━━ EXERCISE MATERIALS ━━
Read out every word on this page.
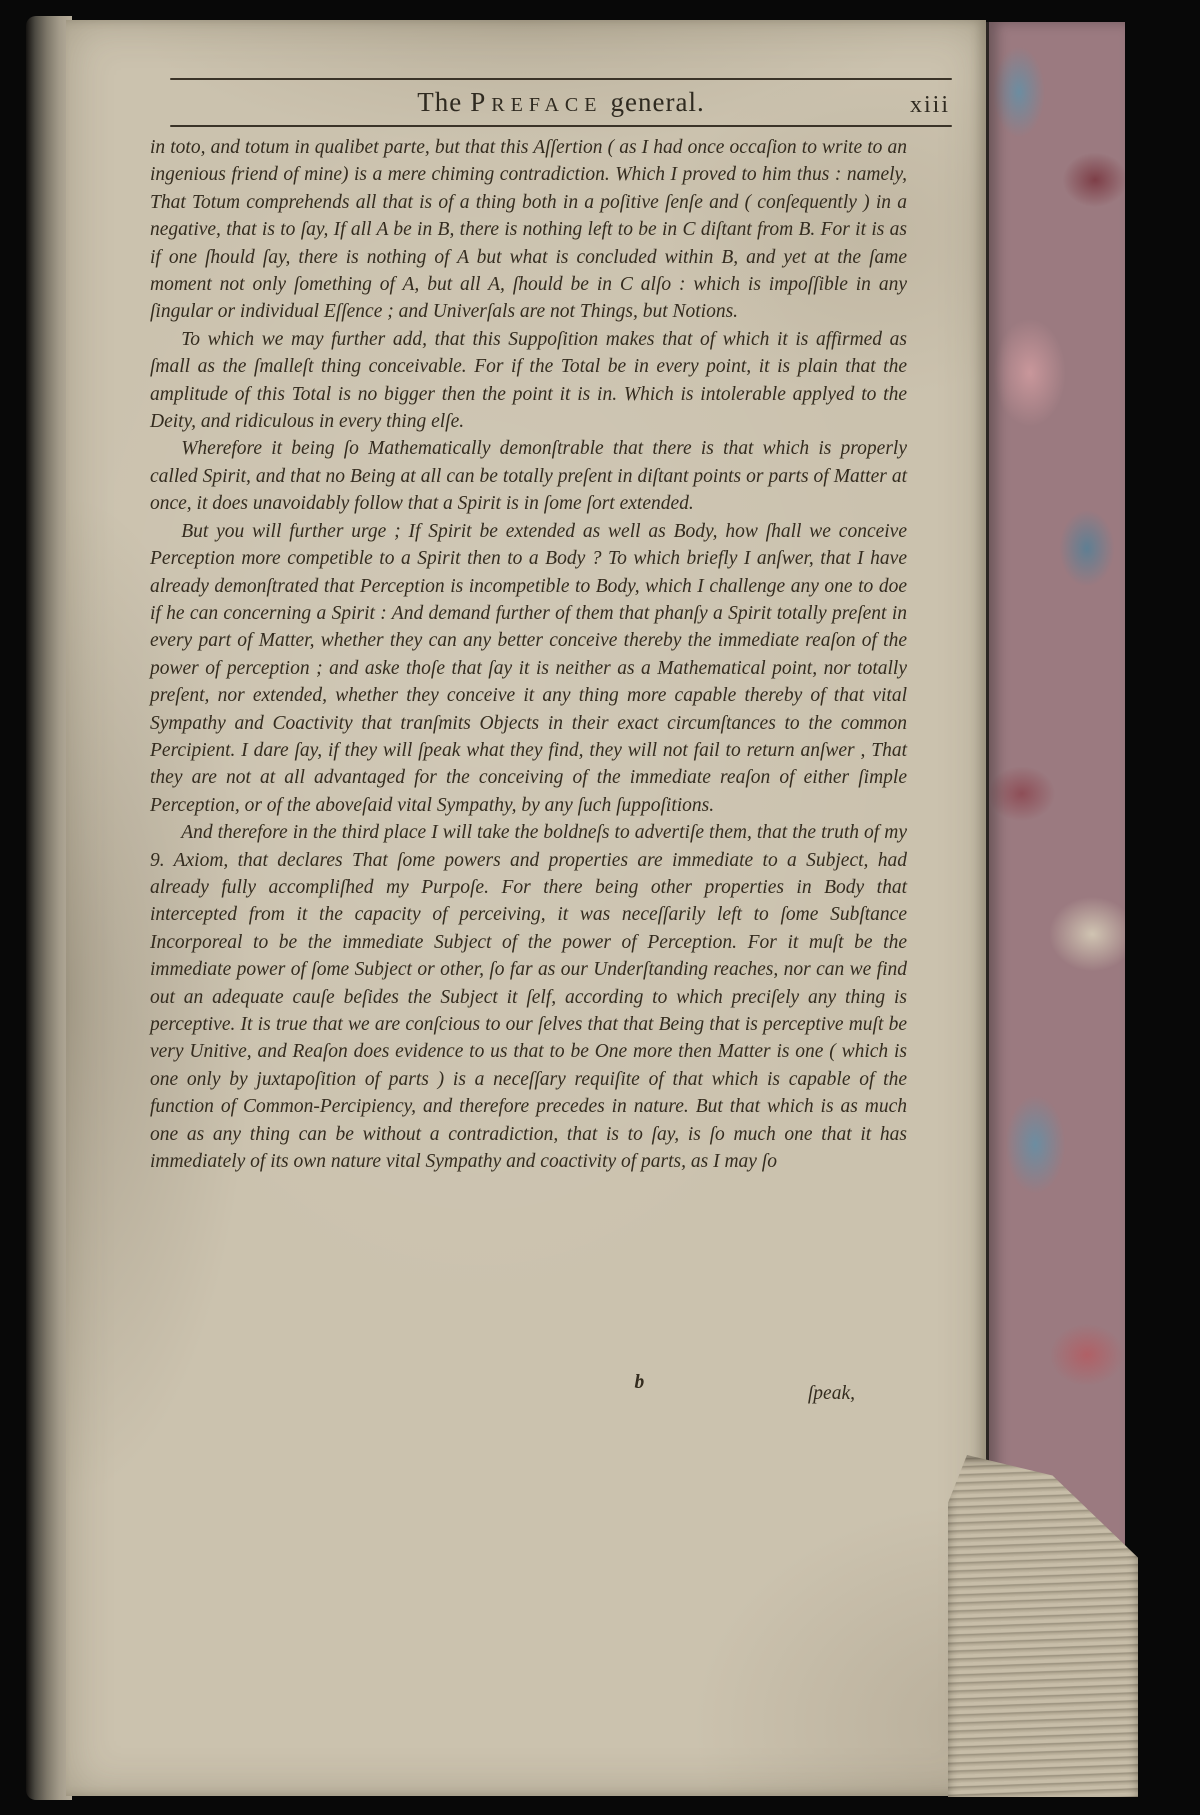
The PREFACE general.	xiii

in toto, and totum in qualibet parte, but that this Aſſertion ( as I had once occaſion to write to an ingenious friend of mine) is a mere chiming contradiction. Which I proved to him thus : namely, That Totum comprehends all that is of a thing both in a poſitive ſenſe and ( conſequently ) in a negative, that is to ſay, If all A be in B, there is nothing left to be in C diſtant from B. For it is as if one ſhould ſay, there is nothing of A but what is concluded within B, and yet at the ſame moment not only ſomething of A, but all A, ſhould be in C alſo : which is impoſſible in any ſingular or individual Eſſence ; and Univerſals are not Things, but Notions.

To which we may further add, that this Suppoſition makes that of which it is affirmed as ſmall as the ſmalleſt thing conceivable. For if the Total be in every point, it is plain that the amplitude of this Total is no bigger then the point it is in. Which is intolerable applyed to the Deity, and ridiculous in every thing elſe.

Wherefore it being ſo Mathematically demonſtrable that there is that which is properly called Spirit, and that no Being at all can be totally preſent in diſtant points or parts of Matter at once, it does unavoidably follow that a Spirit is in ſome ſort extended.

But you will further urge ; If Spirit be extended as well as Body, how ſhall we conceive Perception more competible to a Spirit then to a Body ? To which briefly I anſwer, that I have already demonſtrated that Perception is incompetible to Body, which I challenge any one to doe if he can concerning a Spirit : And demand further of them that phanſy a Spirit totally preſent in every part of Matter, whether they can any better conceive thereby the immediate reaſon of the power of perception ; and aske thoſe that ſay it is neither as a Mathematical point, nor totally preſent, nor extended, whether they conceive it any thing more capable thereby of that vital Sympathy and Coactivity that tranſmits Objects in their exact circumſtances to the common Percipient. I dare ſay, if they will ſpeak what they find, they will not fail to return anſwer , That they are not at all advantaged for the conceiving of the immediate reaſon of either ſimple Perception, or of the aboveſaid vital Sympathy, by any ſuch ſuppoſitions.

And therefore in the third place I will take the boldneſs to advertiſe them, that the truth of my 9. Axiom, that declares That ſome powers and properties are immediate to a Subject, had already fully accompliſhed my Purpoſe. For there being other properties in Body that intercepted from it the capacity of perceiving, it was neceſſarily left to ſome Subſtance Incorporeal to be the immediate Subject of the power of Perception. For it muſt be the immediate power of ſome Subject or other, ſo far as our Underſtanding reaches, nor can we find out an adequate cauſe beſides the Subject it ſelf, according to which preciſely any thing is perceptive. It is true that we are conſcious to our ſelves that that Being that is perceptive muſt be very Unitive, and Reaſon does evidence to us that to be One more then Matter is one ( which is one only by juxtapoſition of parts ) is a neceſſary requiſite of that which is capable of the function of Common-Percipiency, and therefore precedes in nature. But that which is as much one as any thing can be without a contradiction, that is to ſay, is ſo much one that it has immediately of its own nature vital Sympathy and coactivity of parts, as I may ſo

b
ſpeak,
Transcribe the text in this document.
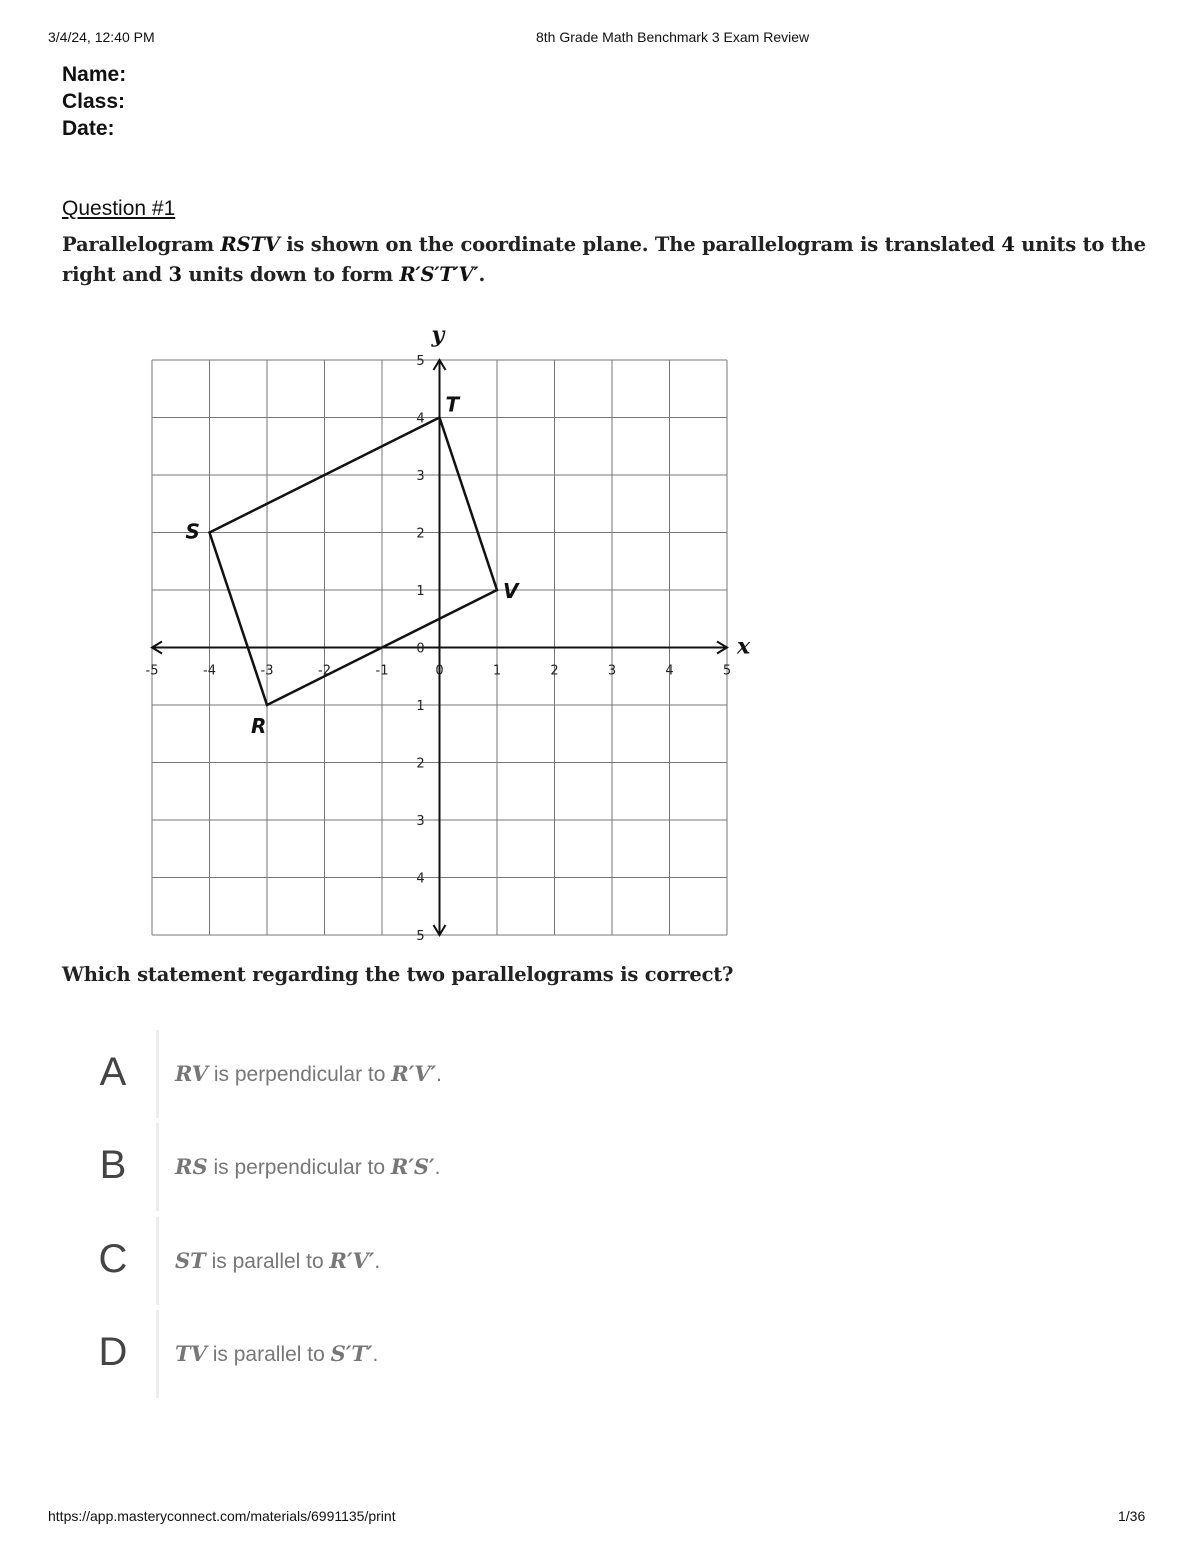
3/4/24, 12:40 PM	8th Grade Math Benchmark 3 Exam Review
Name:
Class:
Date:
Question #1
Parallelogram RSTV is shown on the coordinate plane. The parallelogram is translated 4 units to the
right and 3 units down to form R′S′T′V′.
-5	-4	-3	-2	-1	0	1	2	3	4	5
5
4
3
2
1
1
2
3
4
5
0
R
S
T
V
x
y
Which statement regarding the two parallelograms is correct?
A RV is perpendicular to R′V′.
B RS is perpendicular to R′S′.
C ST is parallel to R′V′.
D TV is parallel to S′T′.
https://app.masteryconnect.com/materials/6991135/print	1/36
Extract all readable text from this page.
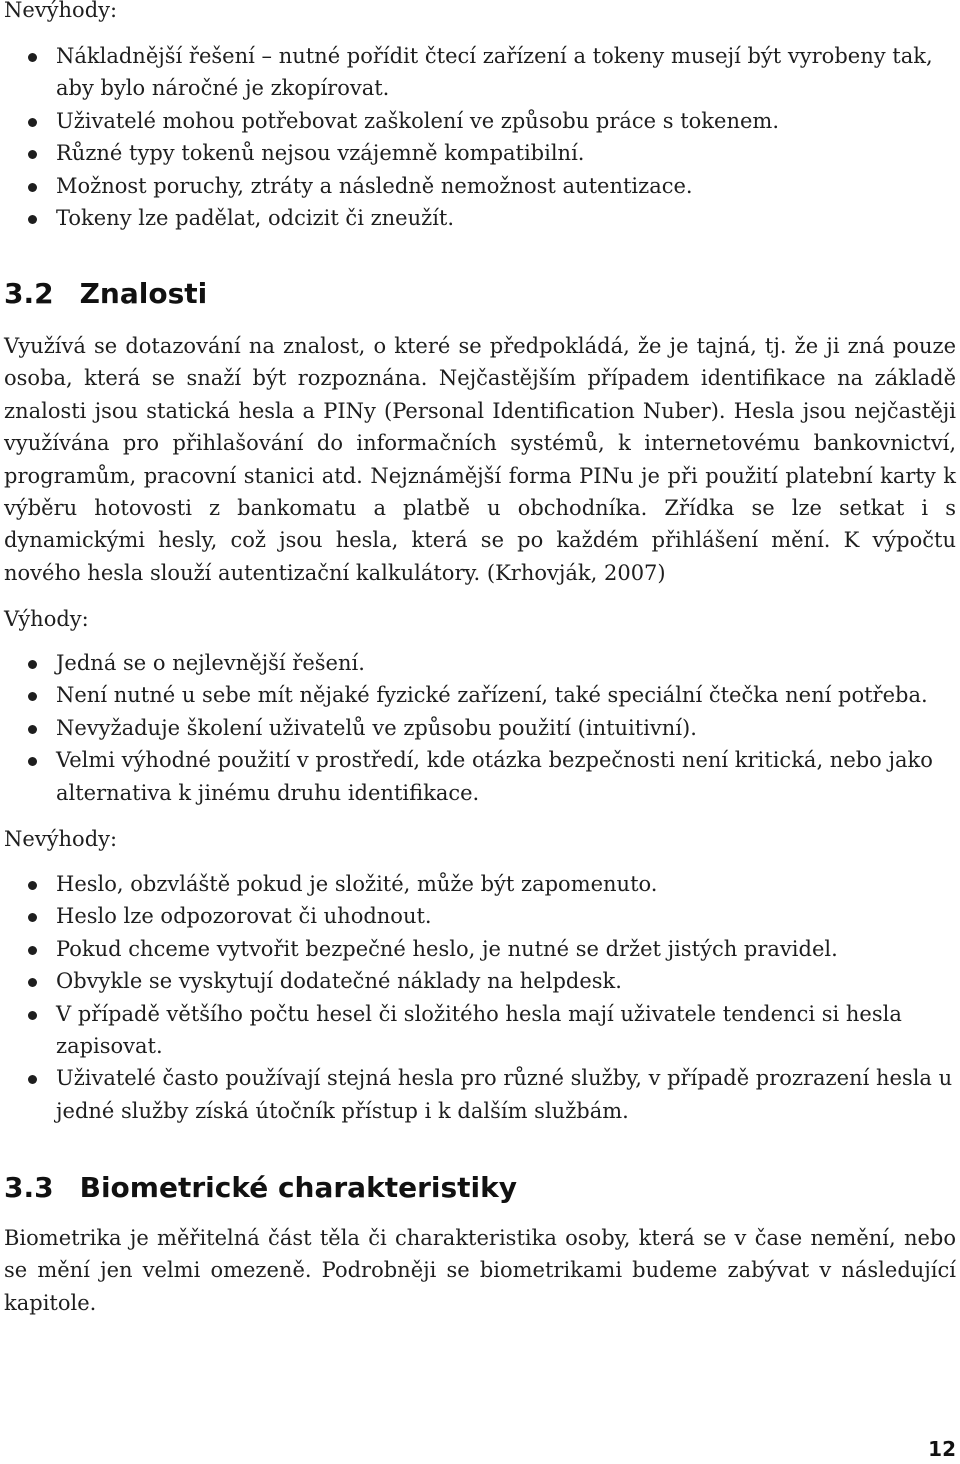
Nevýhody:

Nákladnější řešení – nutné pořídit čtecí zařízení a tokeny musejí být vyrobeny tak, aby bylo náročné je zkopírovat.
Uživatelé mohou potřebovat zaškolení ve způsobu práce s tokenem.
Různé typy tokenů nejsou vzájemně kompatibilní.
Možnost poruchy, ztráty a následně nemožnost autentizace.
Tokeny lze padělat, odcizit či zneužít.
3.2 Znalosti

Využívá se dotazování na znalost, o které se předpokládá, že je tajná, tj. že ji zná pouze osoba, která se snaží být rozpoznána. Nejčastějším případem identifikace na základě znalosti jsou statická hesla a PINy (Personal Identification Nuber). Hesla jsou nejčastěji využívána pro přihlašování do informačních systémů, k internetovému bankovnictví, programům, pracovní stanici atd. Nejznámější forma PINu je při použití platební karty k výběru hotovosti z bankomatu a platbě u obchodníka. Zřídka se lze setkat i s dynamickými hesly, což jsou hesla, která se po každém přihlášení mění. K výpočtu nového hesla slouží autentizační kalkulátory. (Krhovják, 2007)

Výhody:

Jedná se o nejlevnější řešení.
Není nutné u sebe mít nějaké fyzické zařízení, také speciální čtečka není potřeba.
Nevyžaduje školení uživatelů ve způsobu použití (intuitivní).
Velmi výhodné použití v prostředí, kde otázka bezpečnosti není kritická, nebo jako alternativa k jinému druhu identifikace.

Nevýhody:

Heslo, obzvláště pokud je složité, může být zapomenuto.
Heslo lze odpozorovat či uhodnout.
Pokud chceme vytvořit bezpečné heslo, je nutné se držet jistých pravidel.
Obvykle se vyskytují dodatečné náklady na helpdesk.
V případě většího počtu hesel či složitého hesla mají uživatele tendenci si hesla zapisovat.
Uživatelé často používají stejná hesla pro různé služby, v případě prozrazení hesla u jedné služby získá útočník přístup i k dalším službám.
3.3 Biometrické charakteristiky

Biometrika je měřitelná část těla či charakteristika osoby, která se v čase nemění, nebo se mění jen velmi omezeně. Podrobněji se biometrikami budeme zabývat v následující kapitole.

12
━━━
Print every record above exactly as written, leaving out the pictures.

OUTPUT ->
Read out every word on this page.
The PREFACE general.	xiii

in toto, and totum in qualibet parte, but that this Aſſertion ( as I had once occaſion to write to an ingenious friend of mine) is a mere chiming contradiction. Which I proved to him thus : namely, That Totum comprehends all that is of a thing both in a poſitive ſenſe and ( conſequently ) in a negative, that is to ſay, If all A be in B, there is nothing left to be in C diſtant from B. For it is as if one ſhould ſay, there is nothing of A but what is concluded within B, and yet at the ſame moment not only ſomething of A, but all A, ſhould be in C alſo : which is impoſſible in any ſingular or individual Eſſence ; and Univerſals are not Things, but Notions.

To which we may further add, that this Suppoſition makes that of which it is affirmed as ſmall as the ſmalleſt thing conceivable. For if the Total be in every point, it is plain that the amplitude of this Total is no bigger then the point it is in. Which is intolerable applyed to the Deity, and ridiculous in every thing elſe.

Wherefore it being ſo Mathematically demonſtrable that there is that which is properly called Spirit, and that no Being at all can be totally preſent in diſtant points or parts of Matter at once, it does unavoidably follow that a Spirit is in ſome ſort extended.

But you will further urge ; If Spirit be extended as well as Body, how ſhall we conceive Perception more competible to a Spirit then to a Body ? To which briefly I anſwer, that I have already demonſtrated that Perception is incompetible to Body, which I challenge any one to doe if he can concerning a Spirit : And demand further of them that phanſy a Spirit totally preſent in every part of Matter, whether they can any better conceive thereby the immediate reaſon of the power of perception ; and aske thoſe that ſay it is neither as a Mathematical point, nor totally preſent, nor extended, whether they conceive it any thing more capable thereby of that vital Sympathy and Coactivity that tranſmits Objects in their exact circumſtances to the common Percipient. I dare ſay, if they will ſpeak what they find, they will not fail to return anſwer , That they are not at all advantaged for the conceiving of the immediate reaſon of either ſimple Perception, or of the aboveſaid vital Sympathy, by any ſuch ſuppoſitions.

And therefore in the third place I will take the boldneſs to advertiſe them, that the truth of my 9. Axiom, that declares That ſome powers and properties are immediate to a Subject, had already fully accompliſhed my Purpoſe. For there being other properties in Body that intercepted from it the capacity of perceiving, it was neceſſarily left to ſome Subſtance Incorporeal to be the immediate Subject of the power of Perception. For it muſt be the immediate power of ſome Subject or other, ſo far as our Underſtanding reaches, nor can we find out an adequate cauſe beſides the Subject it ſelf, according to which preciſely any thing is perceptive. It is true that we are conſcious to our ſelves that that Being that is perceptive muſt be very Unitive, and Reaſon does evidence to us that to be One more then Matter is one ( which is one only by juxtapoſition of parts ) is a neceſſary requiſite of that which is capable of the function of Common-Percipiency, and therefore precedes in nature. But that which is as much one as any thing can be without a contradiction, that is to ſay, is ſo much one that it has immediately of its own nature vital Sympathy and coactivity of parts, as I may ſo

b
ſpeak,
Transcribe the text in this document.
3/4/24, 12:40 PM	8th Grade Math Benchmark 3 Exam Review
Name:
Class:
Date:
Question #1
Parallelogram RSTV is shown on the coordinate plane. The parallelogram is translated 4 units to the
right and 3 units down to form R′S′T′V′.
-5	-4	-3	-2	-1	0	1	2	3	4	5
5
4
3
2
1
1
2
3
4
5
0
R
S
T
V
x
y
Which statement regarding the two parallelograms is correct?
A RV is perpendicular to R′V′.
B RS is perpendicular to R′S′.
C ST is parallel to R′V′.
D TV is parallel to S′T′.
https://app.masteryconnect.com/materials/6991135/print	1/36
Extract all readable text from this page.
Nevýhody:

Nákladnější řešení – nutné pořídit čtecí zařízení a tokeny musejí být vyrobeny tak, aby bylo náročné je zkopírovat.
Uživatelé mohou potřebovat zaškolení ve způsobu práce s tokenem.
Různé typy tokenů nejsou vzájemně kompatibilní.
Možnost poruchy, ztráty a následně nemožnost autentizace.
Tokeny lze padělat, odcizit či zneužít.
3.2 Znalosti

Využívá se dotazování na znalost, o které se předpokládá, že je tajná, tj. že ji zná pouze osoba, která se snaží být rozpoznána. Nejčastějším případem identifikace na základě znalosti jsou statická hesla a PINy (Personal Identification Nuber). Hesla jsou nejčastěji využívána pro přihlašování do informačních systémů, k internetovému bankovnictví, programům, pracovní stanici atd. Nejznámější forma PINu je při použití platební karty k výběru hotovosti z bankomatu a platbě u obchodníka. Zřídka se lze setkat i s dynamickými hesly, což jsou hesla, která se po každém přihlášení mění. K výpočtu nového hesla slouží autentizační kalkulátory. (Krhovják, 2007)

Výhody:

Jedná se o nejlevnější řešení.
Není nutné u sebe mít nějaké fyzické zařízení, také speciální čtečka není potřeba.
Nevyžaduje školení uživatelů ve způsobu použití (intuitivní).
Velmi výhodné použití v prostředí, kde otázka bezpečnosti není kritická, nebo jako alternativa k jinému druhu identifikace.

Nevýhody:

Heslo, obzvláště pokud je složité, může být zapomenuto.
Heslo lze odpozorovat či uhodnout.
Pokud chceme vytvořit bezpečné heslo, je nutné se držet jistých pravidel.
Obvykle se vyskytují dodatečné náklady na helpdesk.
V případě většího počtu hesel či složitého hesla mají uživatele tendenci si hesla zapisovat.
Uživatelé často používají stejná hesla pro různé služby, v případě prozrazení hesla u jedné služby získá útočník přístup i k dalším službám.
3.3 Biometrické charakteristiky

Biometrika je měřitelná část těla či charakteristika osoby, která se v čase nemění, nebo se mění jen velmi omezeně. Podrobněji se biometrikami budeme zabývat v následující kapitole.

12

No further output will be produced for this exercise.